== Requirement ==
Report how many lines contain "való"; state the number and nothing else.

== Data listing ==
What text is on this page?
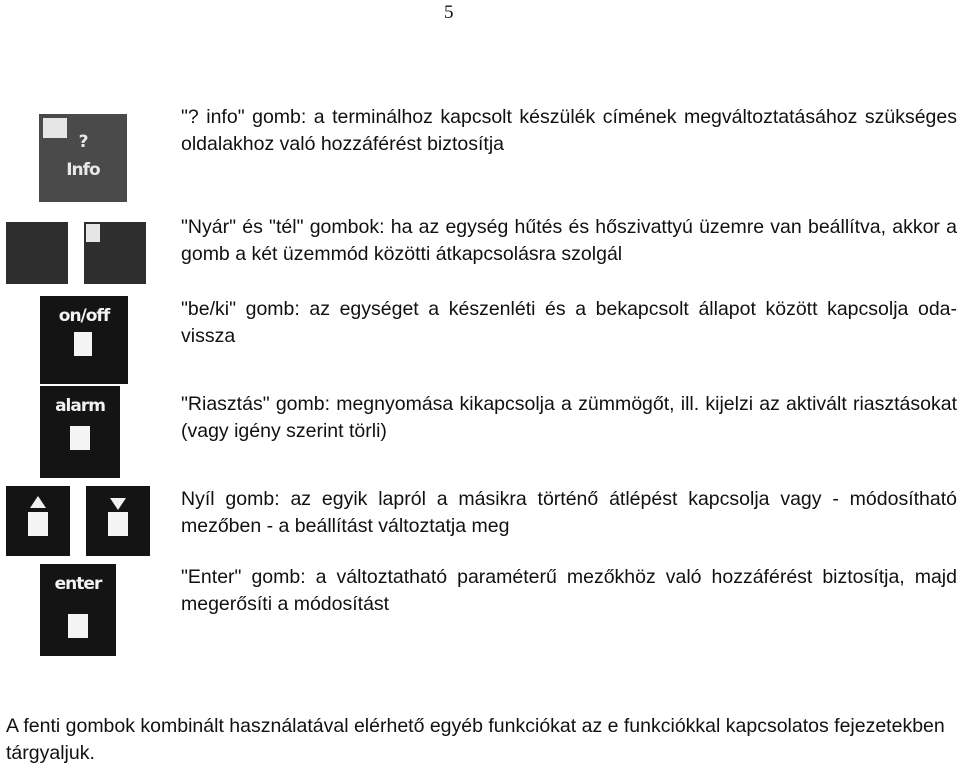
5
?
Info
"? info" gomb: a terminálhoz kapcsolt készülék címének megváltoztatásához szükséges oldalakhoz való hozzáférést biztosítja
"Nyár" és "tél" gombok: ha az egység hűtés és hőszivattyú üzemre van beállítva, akkor a gomb a két üzemmód közötti átkapcsolásra szolgál
on/off	"be/ki" gomb: az egységet a készenléti és a bekapcsolt állapot között kapcsolja oda-vissza
alarm	"Riasztás" gomb: megnyomása kikapcsolja a zümmögőt, ill. kijelzi az aktivált riasztásokat (vagy igény szerint törli)
Nyíl gomb: az egyik lapról a másikra történő átlépést kapcsolja vagy - módosítható mezőben - a beállítást változtatja meg
enter	"Enter" gomb: a változtatható paraméterű mezőkhöz való hozzáférést biztosítja, majd megerősíti a módosítást
A fenti gombok kombinált használatával elérhető egyéb funkciókat az e funkciókkal kapcsolatos fejezetekben tárgyaljuk.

== Solution to this task ==
2